* [The data]
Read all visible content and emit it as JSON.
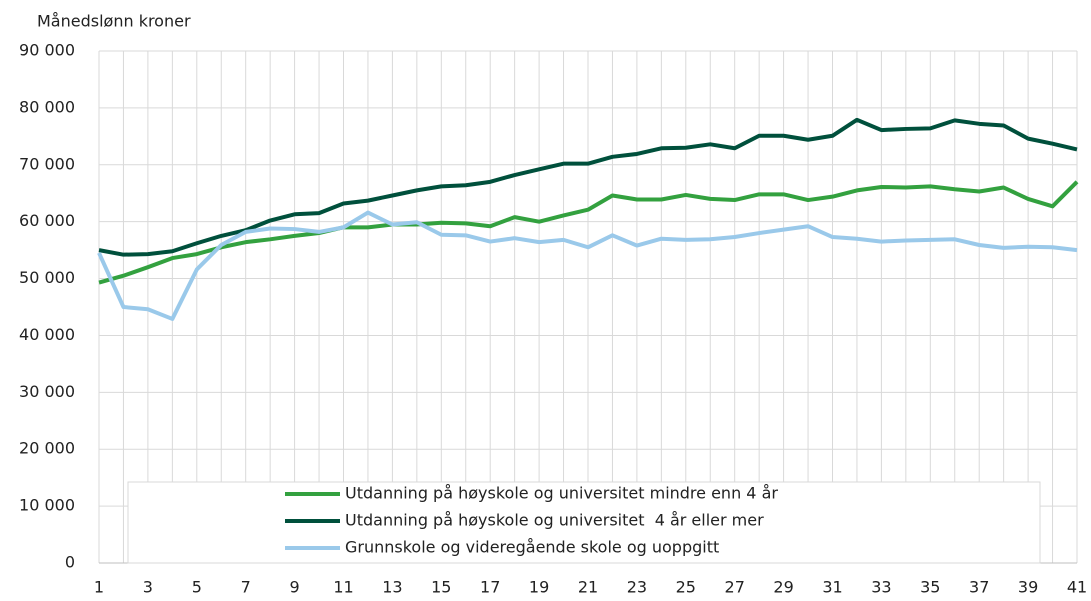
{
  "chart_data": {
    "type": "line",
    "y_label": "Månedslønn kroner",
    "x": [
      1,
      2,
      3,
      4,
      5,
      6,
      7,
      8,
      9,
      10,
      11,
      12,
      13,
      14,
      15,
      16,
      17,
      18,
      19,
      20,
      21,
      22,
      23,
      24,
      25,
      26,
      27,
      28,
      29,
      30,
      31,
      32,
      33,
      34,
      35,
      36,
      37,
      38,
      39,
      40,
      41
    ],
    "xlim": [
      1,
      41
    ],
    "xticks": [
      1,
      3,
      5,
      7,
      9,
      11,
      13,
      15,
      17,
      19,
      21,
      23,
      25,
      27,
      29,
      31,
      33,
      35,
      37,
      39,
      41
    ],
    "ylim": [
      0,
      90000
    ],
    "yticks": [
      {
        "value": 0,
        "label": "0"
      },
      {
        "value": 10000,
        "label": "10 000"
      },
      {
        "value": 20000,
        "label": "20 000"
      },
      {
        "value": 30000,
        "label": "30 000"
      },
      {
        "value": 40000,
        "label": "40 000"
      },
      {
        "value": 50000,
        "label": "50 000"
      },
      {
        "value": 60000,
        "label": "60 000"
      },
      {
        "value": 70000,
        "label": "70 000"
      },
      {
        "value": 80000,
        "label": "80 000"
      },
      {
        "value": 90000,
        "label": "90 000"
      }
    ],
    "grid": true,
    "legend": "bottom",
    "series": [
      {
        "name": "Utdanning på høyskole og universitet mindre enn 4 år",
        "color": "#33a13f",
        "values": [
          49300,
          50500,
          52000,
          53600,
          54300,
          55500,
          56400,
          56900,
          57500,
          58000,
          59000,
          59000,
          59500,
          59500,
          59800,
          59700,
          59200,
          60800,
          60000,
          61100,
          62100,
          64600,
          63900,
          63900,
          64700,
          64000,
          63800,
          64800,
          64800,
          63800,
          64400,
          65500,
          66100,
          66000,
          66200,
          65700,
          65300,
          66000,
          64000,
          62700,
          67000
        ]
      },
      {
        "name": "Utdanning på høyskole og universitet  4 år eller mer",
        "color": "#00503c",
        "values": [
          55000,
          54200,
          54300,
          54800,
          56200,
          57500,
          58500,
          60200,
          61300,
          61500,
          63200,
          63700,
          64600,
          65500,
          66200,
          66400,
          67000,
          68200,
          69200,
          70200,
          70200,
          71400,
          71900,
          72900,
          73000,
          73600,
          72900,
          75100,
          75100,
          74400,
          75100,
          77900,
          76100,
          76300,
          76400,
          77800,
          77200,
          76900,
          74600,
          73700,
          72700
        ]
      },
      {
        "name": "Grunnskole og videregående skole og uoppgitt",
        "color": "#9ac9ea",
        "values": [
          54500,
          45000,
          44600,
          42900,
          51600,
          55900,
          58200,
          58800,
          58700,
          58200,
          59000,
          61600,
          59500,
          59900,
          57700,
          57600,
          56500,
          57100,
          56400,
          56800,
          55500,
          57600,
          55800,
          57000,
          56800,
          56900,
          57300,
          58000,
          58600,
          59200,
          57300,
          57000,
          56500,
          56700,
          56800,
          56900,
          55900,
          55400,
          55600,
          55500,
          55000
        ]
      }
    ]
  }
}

* [The problem] Search the data above for the string "name" and return every line that has it.

* [Solved exercise]
        "name": "Utdanning på høyskole og universitet mindre enn 4 år",
        "name": "Utdanning på høyskole og universitet  4 år eller mer",
        "name": "Grunnskole og videregående skole og uoppgitt",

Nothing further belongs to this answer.